#### [Records provided]

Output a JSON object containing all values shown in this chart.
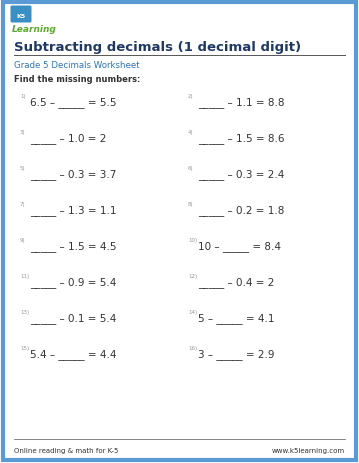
{
  "title": "Subtracting decimals (1 decimal digit)",
  "subtitle": "Grade 5 Decimals Worksheet",
  "instruction": "Find the missing numbers:",
  "footer_left": "Online reading & math for K-5",
  "footer_right": "www.k5learning.com",
  "border_color": "#5b9bd5",
  "title_color": "#1f3864",
  "subtitle_color": "#2e75b6",
  "instruction_color": "#333333",
  "text_color": "#333333",
  "num_color": "#999999",
  "problems": [
    {
      "num": "1)",
      "text": "6.5 – _____ = 5.5",
      "col": 0
    },
    {
      "num": "2)",
      "text": "_____ – 1.1 = 8.8",
      "col": 1
    },
    {
      "num": "3)",
      "text": "_____ – 1.0 = 2",
      "col": 0
    },
    {
      "num": "4)",
      "text": "_____ – 1.5 = 8.6",
      "col": 1
    },
    {
      "num": "5)",
      "text": "_____ – 0.3 = 3.7",
      "col": 0
    },
    {
      "num": "6)",
      "text": "_____ – 0.3 = 2.4",
      "col": 1
    },
    {
      "num": "7)",
      "text": "_____ – 1.3 = 1.1",
      "col": 0
    },
    {
      "num": "8)",
      "text": "_____ – 0.2 = 1.8",
      "col": 1
    },
    {
      "num": "9)",
      "text": "_____ – 1.5 = 4.5",
      "col": 0
    },
    {
      "num": "10)",
      "text": "10 – _____ = 8.4",
      "col": 1
    },
    {
      "num": "11)",
      "text": "_____ – 0.9 = 5.4",
      "col": 0
    },
    {
      "num": "12)",
      "text": "_____ – 0.4 = 2",
      "col": 1
    },
    {
      "num": "13)",
      "text": "_____ – 0.1 = 5.4",
      "col": 0
    },
    {
      "num": "14)",
      "text": "5 – _____ = 4.1",
      "col": 1
    },
    {
      "num": "15)",
      "text": "5.4 – _____ = 4.4",
      "col": 0
    },
    {
      "num": "16)",
      "text": "3 – _____ = 2.9",
      "col": 1
    }
  ],
  "fig_width": 3.59,
  "fig_height": 4.64,
  "dpi": 100
}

#### [Task to carry out]
All of the records above must be copied exactly, except for the pictures.

#### [Result below]
Output a JSON object containing all values shown in this chart.
{
  "title": "Subtracting decimals (1 decimal digit)",
  "subtitle": "Grade 5 Decimals Worksheet",
  "instruction": "Find the missing numbers:",
  "footer_left": "Online reading & math for K-5",
  "footer_right": "www.k5learning.com",
  "border_color": "#5b9bd5",
  "title_color": "#1f3864",
  "subtitle_color": "#2e75b6",
  "instruction_color": "#333333",
  "text_color": "#333333",
  "num_color": "#999999",
  "problems": [
    {
      "num": "1)",
      "text": "6.5 – _____ = 5.5",
      "col": 0
    },
    {
      "num": "2)",
      "text": "_____ – 1.1 = 8.8",
      "col": 1
    },
    {
      "num": "3)",
      "text": "_____ – 1.0 = 2",
      "col": 0
    },
    {
      "num": "4)",
      "text": "_____ – 1.5 = 8.6",
      "col": 1
    },
    {
      "num": "5)",
      "text": "_____ – 0.3 = 3.7",
      "col": 0
    },
    {
      "num": "6)",
      "text": "_____ – 0.3 = 2.4",
      "col": 1
    },
    {
      "num": "7)",
      "text": "_____ – 1.3 = 1.1",
      "col": 0
    },
    {
      "num": "8)",
      "text": "_____ – 0.2 = 1.8",
      "col": 1
    },
    {
      "num": "9)",
      "text": "_____ – 1.5 = 4.5",
      "col": 0
    },
    {
      "num": "10)",
      "text": "10 – _____ = 8.4",
      "col": 1
    },
    {
      "num": "11)",
      "text": "_____ – 0.9 = 5.4",
      "col": 0
    },
    {
      "num": "12)",
      "text": "_____ – 0.4 = 2",
      "col": 1
    },
    {
      "num": "13)",
      "text": "_____ – 0.1 = 5.4",
      "col": 0
    },
    {
      "num": "14)",
      "text": "5 – _____ = 4.1",
      "col": 1
    },
    {
      "num": "15)",
      "text": "5.4 – _____ = 4.4",
      "col": 0
    },
    {
      "num": "16)",
      "text": "3 – _____ = 2.9",
      "col": 1
    }
  ],
  "fig_width": 3.59,
  "fig_height": 4.64,
  "dpi": 100
}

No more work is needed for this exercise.